— Supplied records —
+++++

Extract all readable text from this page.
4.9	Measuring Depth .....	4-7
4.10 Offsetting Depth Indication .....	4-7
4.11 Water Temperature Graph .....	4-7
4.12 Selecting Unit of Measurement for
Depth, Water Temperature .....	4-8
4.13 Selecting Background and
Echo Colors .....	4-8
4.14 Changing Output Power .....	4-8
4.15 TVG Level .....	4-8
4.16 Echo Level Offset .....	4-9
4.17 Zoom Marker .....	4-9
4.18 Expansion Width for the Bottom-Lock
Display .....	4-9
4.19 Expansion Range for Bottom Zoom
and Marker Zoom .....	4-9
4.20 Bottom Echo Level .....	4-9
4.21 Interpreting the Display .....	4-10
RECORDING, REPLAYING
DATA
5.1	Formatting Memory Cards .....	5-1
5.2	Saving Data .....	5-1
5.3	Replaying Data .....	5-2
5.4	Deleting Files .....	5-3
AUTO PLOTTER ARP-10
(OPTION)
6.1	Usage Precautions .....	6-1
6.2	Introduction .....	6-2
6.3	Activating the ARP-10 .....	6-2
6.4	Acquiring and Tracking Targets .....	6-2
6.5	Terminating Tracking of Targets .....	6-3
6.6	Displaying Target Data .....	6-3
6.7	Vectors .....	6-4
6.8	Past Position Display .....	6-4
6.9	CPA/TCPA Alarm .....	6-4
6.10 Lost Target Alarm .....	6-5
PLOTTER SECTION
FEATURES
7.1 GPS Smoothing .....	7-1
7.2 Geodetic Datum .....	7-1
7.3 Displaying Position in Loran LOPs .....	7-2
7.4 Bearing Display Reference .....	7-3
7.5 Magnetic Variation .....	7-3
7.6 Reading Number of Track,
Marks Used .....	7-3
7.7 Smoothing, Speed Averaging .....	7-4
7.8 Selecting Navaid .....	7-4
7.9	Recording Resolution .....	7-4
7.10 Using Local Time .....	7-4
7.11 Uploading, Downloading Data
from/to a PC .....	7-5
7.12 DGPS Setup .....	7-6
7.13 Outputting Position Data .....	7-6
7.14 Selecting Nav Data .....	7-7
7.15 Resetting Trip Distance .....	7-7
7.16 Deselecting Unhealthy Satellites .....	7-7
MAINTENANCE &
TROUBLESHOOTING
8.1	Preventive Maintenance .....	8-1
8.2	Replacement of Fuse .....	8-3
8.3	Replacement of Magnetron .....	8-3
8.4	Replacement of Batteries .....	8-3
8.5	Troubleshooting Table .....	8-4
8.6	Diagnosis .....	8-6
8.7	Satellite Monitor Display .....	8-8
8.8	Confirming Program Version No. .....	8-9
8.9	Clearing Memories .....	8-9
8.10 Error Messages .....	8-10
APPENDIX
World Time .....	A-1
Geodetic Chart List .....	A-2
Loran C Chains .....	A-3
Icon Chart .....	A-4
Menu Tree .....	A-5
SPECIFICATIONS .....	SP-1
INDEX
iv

+++++

— What the task requires —
Your task is to quote all of the data word for word.

— Response —
Extract all readable text from this page.
4.9	Measuring Depth .....	4-7
4.10 Offsetting Depth Indication .....	4-7
4.11 Water Temperature Graph .....	4-7
4.12 Selecting Unit of Measurement for
Depth, Water Temperature .....	4-8
4.13 Selecting Background and
Echo Colors .....	4-8
4.14 Changing Output Power .....	4-8
4.15 TVG Level .....	4-8
4.16 Echo Level Offset .....	4-9
4.17 Zoom Marker .....	4-9
4.18 Expansion Width for the Bottom-Lock
Display .....	4-9
4.19 Expansion Range for Bottom Zoom
and Marker Zoom .....	4-9
4.20 Bottom Echo Level .....	4-9
4.21 Interpreting the Display .....	4-10
RECORDING, REPLAYING
DATA
5.1	Formatting Memory Cards .....	5-1
5.2	Saving Data .....	5-1
5.3	Replaying Data .....	5-2
5.4	Deleting Files .....	5-3
AUTO PLOTTER ARP-10
(OPTION)
6.1	Usage Precautions .....	6-1
6.2	Introduction .....	6-2
6.3	Activating the ARP-10 .....	6-2
6.4	Acquiring and Tracking Targets .....	6-2
6.5	Terminating Tracking of Targets .....	6-3
6.6	Displaying Target Data .....	6-3
6.7	Vectors .....	6-4
6.8	Past Position Display .....	6-4
6.9	CPA/TCPA Alarm .....	6-4
6.10 Lost Target Alarm .....	6-5
PLOTTER SECTION
FEATURES
7.1 GPS Smoothing .....	7-1
7.2 Geodetic Datum .....	7-1
7.3 Displaying Position in Loran LOPs .....	7-2
7.4 Bearing Display Reference .....	7-3
7.5 Magnetic Variation .....	7-3
7.6 Reading Number of Track,
Marks Used .....	7-3
7.7 Smoothing, Speed Averaging .....	7-4
7.8 Selecting Navaid .....	7-4
7.9	Recording Resolution .....	7-4
7.10 Using Local Time .....	7-4
7.11 Uploading, Downloading Data
from/to a PC .....	7-5
7.12 DGPS Setup .....	7-6
7.13 Outputting Position Data .....	7-6
7.14 Selecting Nav Data .....	7-7
7.15 Resetting Trip Distance .....	7-7
7.16 Deselecting Unhealthy Satellites .....	7-7
MAINTENANCE &
TROUBLESHOOTING
8.1	Preventive Maintenance .....	8-1
8.2	Replacement of Fuse .....	8-3
8.3	Replacement of Magnetron .....	8-3
8.4	Replacement of Batteries .....	8-3
8.5	Troubleshooting Table .....	8-4
8.6	Diagnosis .....	8-6
8.7	Satellite Monitor Display .....	8-8
8.8	Confirming Program Version No. .....	8-9
8.9	Clearing Memories .....	8-9
8.10 Error Messages .....	8-10
APPENDIX
World Time .....	A-1
Geodetic Chart List .....	A-2
Loran C Chains .....	A-3
Icon Chart .....	A-4
Menu Tree .....	A-5
SPECIFICATIONS .....	SP-1
INDEX
iv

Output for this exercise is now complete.